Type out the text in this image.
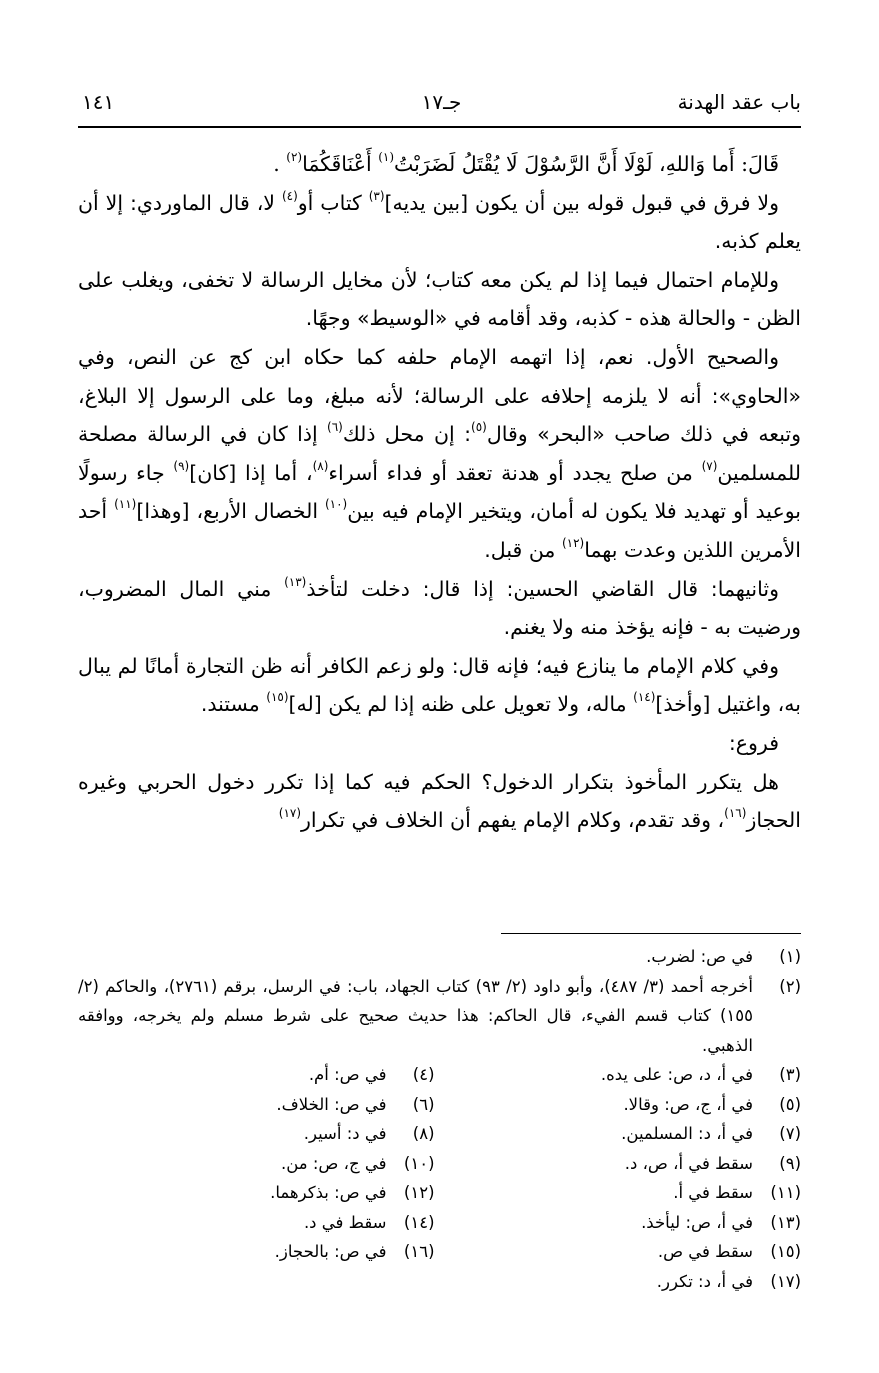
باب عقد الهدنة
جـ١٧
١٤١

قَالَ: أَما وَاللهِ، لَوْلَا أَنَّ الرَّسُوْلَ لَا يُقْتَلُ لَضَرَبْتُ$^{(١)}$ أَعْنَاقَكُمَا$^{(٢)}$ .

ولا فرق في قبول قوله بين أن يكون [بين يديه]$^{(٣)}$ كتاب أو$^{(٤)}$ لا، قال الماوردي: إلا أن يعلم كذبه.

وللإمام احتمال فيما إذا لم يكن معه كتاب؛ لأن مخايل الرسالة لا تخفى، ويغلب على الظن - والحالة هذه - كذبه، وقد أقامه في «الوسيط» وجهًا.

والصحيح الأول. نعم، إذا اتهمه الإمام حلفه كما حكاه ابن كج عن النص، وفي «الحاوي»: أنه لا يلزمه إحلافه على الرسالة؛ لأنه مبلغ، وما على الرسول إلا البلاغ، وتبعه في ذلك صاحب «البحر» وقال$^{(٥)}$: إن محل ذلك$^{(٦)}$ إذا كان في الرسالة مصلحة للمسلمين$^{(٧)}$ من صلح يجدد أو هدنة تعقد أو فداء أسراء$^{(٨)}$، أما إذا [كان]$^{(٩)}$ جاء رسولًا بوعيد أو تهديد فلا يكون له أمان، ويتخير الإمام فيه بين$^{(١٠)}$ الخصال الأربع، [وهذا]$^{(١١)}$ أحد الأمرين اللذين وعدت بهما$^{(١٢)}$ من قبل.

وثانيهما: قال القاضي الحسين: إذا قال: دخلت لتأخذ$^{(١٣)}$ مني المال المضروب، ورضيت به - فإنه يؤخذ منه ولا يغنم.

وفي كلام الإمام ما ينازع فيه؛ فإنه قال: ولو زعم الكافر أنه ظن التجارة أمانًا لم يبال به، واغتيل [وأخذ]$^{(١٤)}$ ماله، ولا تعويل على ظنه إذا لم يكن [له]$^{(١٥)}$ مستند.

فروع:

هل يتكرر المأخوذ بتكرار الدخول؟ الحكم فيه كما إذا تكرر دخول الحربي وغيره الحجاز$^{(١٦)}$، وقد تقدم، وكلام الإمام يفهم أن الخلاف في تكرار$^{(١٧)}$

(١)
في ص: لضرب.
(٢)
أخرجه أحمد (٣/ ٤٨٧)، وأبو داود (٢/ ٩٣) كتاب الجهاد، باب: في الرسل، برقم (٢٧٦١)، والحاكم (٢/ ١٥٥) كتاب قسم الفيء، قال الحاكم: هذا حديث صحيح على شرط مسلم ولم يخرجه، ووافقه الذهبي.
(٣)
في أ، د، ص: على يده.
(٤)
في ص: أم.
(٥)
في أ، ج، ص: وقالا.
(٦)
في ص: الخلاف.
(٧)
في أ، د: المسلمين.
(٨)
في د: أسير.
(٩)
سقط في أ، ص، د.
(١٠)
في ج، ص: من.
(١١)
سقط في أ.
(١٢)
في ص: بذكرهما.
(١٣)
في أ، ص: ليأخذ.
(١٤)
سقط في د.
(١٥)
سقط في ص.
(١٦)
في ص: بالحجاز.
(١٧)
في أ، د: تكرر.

...

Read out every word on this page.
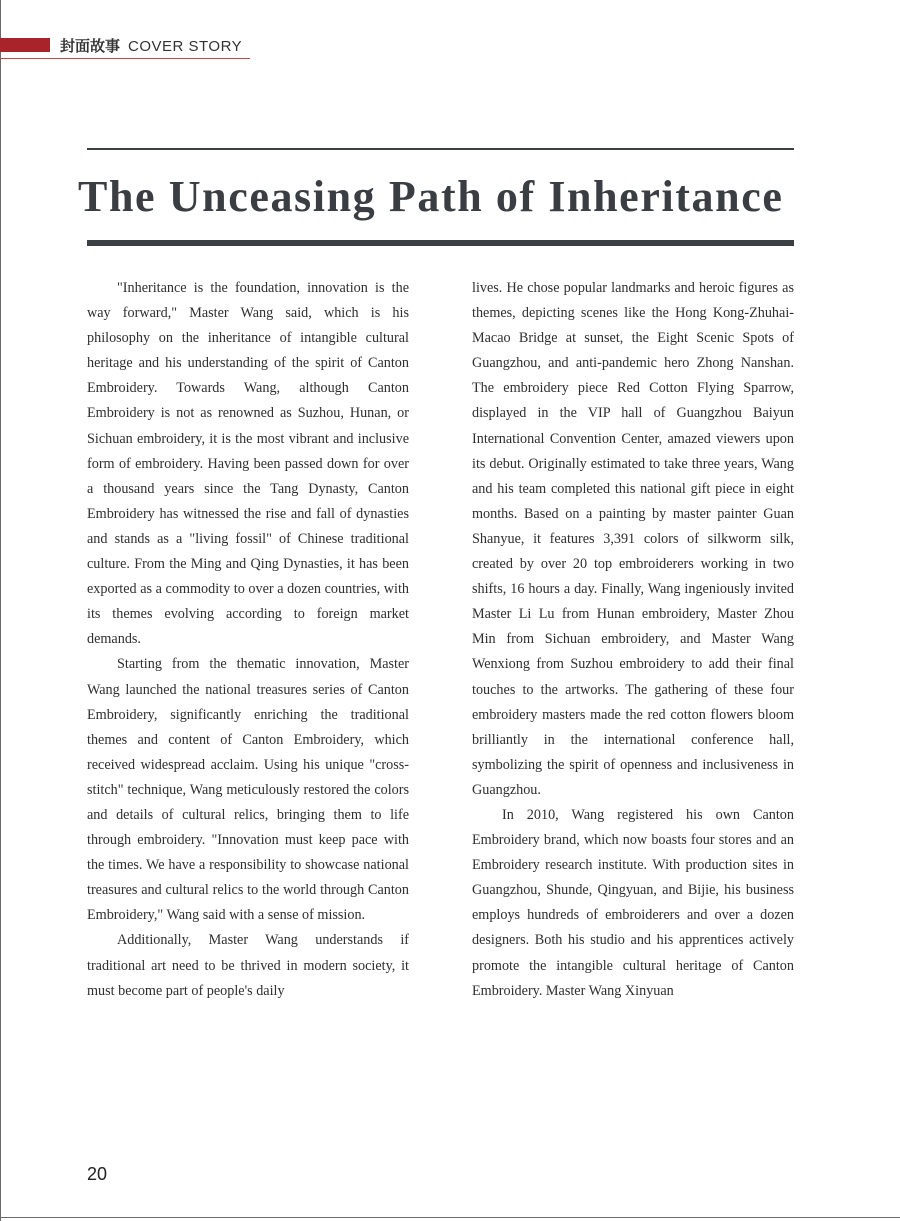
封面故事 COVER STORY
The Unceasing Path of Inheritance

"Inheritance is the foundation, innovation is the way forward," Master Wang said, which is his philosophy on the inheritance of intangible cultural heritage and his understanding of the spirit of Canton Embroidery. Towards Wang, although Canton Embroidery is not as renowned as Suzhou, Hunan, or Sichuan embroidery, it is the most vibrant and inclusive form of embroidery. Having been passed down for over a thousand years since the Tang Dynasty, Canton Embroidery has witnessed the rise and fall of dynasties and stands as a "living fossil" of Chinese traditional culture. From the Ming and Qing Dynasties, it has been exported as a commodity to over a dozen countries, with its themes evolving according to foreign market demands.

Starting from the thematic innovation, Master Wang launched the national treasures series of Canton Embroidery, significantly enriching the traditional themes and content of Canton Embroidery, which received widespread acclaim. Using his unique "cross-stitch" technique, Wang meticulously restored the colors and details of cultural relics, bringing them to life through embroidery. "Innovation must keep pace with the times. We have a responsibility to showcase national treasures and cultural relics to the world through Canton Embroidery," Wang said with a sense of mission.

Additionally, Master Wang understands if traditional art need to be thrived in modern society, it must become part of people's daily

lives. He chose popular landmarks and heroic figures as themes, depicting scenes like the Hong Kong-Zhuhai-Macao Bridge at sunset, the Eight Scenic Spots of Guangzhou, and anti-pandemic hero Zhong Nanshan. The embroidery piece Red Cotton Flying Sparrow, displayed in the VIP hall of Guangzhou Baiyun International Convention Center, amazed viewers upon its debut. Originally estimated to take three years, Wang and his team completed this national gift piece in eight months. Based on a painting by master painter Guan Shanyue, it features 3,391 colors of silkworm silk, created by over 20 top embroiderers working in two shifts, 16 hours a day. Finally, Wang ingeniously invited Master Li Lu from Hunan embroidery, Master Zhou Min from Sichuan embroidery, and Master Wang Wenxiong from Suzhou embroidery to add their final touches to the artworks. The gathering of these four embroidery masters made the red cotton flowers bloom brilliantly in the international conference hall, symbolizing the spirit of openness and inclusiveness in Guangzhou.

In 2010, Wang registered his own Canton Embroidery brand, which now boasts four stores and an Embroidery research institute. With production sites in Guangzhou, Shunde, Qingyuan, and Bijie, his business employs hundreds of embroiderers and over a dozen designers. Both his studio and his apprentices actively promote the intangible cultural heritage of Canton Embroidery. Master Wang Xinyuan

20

...

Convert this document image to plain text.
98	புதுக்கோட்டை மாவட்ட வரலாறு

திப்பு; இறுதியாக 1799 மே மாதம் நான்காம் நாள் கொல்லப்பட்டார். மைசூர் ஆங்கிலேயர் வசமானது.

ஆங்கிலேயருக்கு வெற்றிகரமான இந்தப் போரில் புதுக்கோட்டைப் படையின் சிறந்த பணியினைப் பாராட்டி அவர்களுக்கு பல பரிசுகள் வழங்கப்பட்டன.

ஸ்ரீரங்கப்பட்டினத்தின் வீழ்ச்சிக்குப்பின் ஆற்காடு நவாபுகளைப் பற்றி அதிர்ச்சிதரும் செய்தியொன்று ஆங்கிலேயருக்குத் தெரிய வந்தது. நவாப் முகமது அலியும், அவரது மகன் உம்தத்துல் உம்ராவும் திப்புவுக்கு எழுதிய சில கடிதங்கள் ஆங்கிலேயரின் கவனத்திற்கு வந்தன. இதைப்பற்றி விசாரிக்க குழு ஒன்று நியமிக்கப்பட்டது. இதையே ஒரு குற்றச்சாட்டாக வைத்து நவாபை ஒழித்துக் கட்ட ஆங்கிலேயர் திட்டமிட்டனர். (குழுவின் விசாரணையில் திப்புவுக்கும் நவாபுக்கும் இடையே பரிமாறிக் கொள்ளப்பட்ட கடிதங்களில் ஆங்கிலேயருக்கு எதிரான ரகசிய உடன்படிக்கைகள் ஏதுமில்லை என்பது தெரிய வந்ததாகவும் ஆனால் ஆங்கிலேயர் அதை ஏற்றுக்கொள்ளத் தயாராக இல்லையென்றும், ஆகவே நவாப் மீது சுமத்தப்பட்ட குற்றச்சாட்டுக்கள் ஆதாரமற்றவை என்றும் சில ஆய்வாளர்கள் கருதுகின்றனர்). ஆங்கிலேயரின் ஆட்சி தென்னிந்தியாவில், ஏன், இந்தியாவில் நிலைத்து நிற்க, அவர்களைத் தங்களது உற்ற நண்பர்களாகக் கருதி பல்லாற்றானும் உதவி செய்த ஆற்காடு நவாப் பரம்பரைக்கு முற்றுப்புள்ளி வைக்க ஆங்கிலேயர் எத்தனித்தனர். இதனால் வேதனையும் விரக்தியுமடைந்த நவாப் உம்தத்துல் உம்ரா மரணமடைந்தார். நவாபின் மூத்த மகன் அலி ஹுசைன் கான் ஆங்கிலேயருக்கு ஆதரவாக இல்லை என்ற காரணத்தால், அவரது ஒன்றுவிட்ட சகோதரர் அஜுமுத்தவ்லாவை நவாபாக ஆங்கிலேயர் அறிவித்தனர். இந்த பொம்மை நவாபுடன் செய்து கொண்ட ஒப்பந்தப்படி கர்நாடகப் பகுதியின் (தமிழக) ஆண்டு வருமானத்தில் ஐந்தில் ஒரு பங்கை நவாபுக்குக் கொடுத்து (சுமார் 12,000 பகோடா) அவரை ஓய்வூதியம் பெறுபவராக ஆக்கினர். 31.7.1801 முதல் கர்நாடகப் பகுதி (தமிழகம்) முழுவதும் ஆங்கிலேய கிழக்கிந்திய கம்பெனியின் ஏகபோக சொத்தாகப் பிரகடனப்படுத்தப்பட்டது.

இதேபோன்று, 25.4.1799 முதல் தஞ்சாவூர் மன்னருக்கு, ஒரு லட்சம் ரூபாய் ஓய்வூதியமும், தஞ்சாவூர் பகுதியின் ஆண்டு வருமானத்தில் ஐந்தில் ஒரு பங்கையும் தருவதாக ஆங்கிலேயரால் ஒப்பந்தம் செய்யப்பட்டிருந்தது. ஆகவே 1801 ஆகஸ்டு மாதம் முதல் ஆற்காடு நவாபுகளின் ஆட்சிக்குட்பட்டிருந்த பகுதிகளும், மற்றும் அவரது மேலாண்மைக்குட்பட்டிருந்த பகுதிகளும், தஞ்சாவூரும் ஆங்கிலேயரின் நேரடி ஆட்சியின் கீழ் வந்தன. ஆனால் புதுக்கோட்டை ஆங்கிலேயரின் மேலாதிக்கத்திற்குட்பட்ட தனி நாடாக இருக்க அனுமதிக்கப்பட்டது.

Instruction:
Tally the lines in the listing that hold "intangible" and report the number alone.

The answer:
2